_Exercise prompt:_ Write out the entries again exactly as they are given.

Dataset records:
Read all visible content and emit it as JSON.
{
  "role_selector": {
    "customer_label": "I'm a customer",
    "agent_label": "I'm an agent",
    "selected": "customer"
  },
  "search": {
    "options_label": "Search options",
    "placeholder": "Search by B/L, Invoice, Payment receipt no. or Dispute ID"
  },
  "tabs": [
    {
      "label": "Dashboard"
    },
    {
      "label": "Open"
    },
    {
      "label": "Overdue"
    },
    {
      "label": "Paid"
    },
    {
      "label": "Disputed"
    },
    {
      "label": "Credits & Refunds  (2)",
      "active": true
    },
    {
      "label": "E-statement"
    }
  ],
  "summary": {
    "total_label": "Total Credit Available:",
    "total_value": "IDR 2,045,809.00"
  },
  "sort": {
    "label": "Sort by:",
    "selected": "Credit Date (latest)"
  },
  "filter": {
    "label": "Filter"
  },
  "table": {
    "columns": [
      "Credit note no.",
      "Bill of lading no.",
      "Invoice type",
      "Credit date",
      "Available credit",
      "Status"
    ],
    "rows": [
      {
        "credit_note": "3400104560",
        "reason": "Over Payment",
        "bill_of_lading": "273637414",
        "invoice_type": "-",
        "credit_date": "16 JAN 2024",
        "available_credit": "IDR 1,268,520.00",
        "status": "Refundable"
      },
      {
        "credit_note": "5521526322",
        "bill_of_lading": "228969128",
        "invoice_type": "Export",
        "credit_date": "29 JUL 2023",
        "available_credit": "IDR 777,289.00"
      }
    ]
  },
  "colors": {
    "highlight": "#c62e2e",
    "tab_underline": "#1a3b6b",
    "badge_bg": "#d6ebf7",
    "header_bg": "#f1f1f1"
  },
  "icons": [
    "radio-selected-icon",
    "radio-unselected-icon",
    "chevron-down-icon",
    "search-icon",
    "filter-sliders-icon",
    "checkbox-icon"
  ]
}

_Expected output:_
Read all visible content and emit it as JSON.
{
  "role_selector": {
    "customer_label": "I'm a customer",
    "agent_label": "I'm an agent",
    "selected": "customer"
  },
  "search": {
    "options_label": "Search options",
    "placeholder": "Search by B/L, Invoice, Payment receipt no. or Dispute ID"
  },
  "tabs": [
    {
      "label": "Dashboard"
    },
    {
      "label": "Open"
    },
    {
      "label": "Overdue"
    },
    {
      "label": "Paid"
    },
    {
      "label": "Disputed"
    },
    {
      "label": "Credits & Refunds  (2)",
      "active": true
    },
    {
      "label": "E-statement"
    }
  ],
  "summary": {
    "total_label": "Total Credit Available:",
    "total_value": "IDR 2,045,809.00"
  },
  "sort": {
    "label": "Sort by:",
    "selected": "Credit Date (latest)"
  },
  "filter": {
    "label": "Filter"
  },
  "table": {
    "columns": [
      "Credit note no.",
      "Bill of lading no.",
      "Invoice type",
      "Credit date",
      "Available credit",
      "Status"
    ],
    "rows": [
      {
        "credit_note": "3400104560",
        "reason": "Over Payment",
        "bill_of_lading": "273637414",
        "invoice_type": "-",
        "credit_date": "16 JAN 2024",
        "available_credit": "IDR 1,268,520.00",
        "status": "Refundable"
      },
      {
        "credit_note": "5521526322",
        "bill_of_lading": "228969128",
        "invoice_type": "Export",
        "credit_date": "29 JUL 2023",
        "available_credit": "IDR 777,289.00"
      }
    ]
  },
  "colors": {
    "highlight": "#c62e2e",
    "tab_underline": "#1a3b6b",
    "badge_bg": "#d6ebf7",
    "header_bg": "#f1f1f1"
  },
  "icons": [
    "radio-selected-icon",
    "radio-unselected-icon",
    "chevron-down-icon",
    "search-icon",
    "filter-sliders-icon",
    "checkbox-icon"
  ]
}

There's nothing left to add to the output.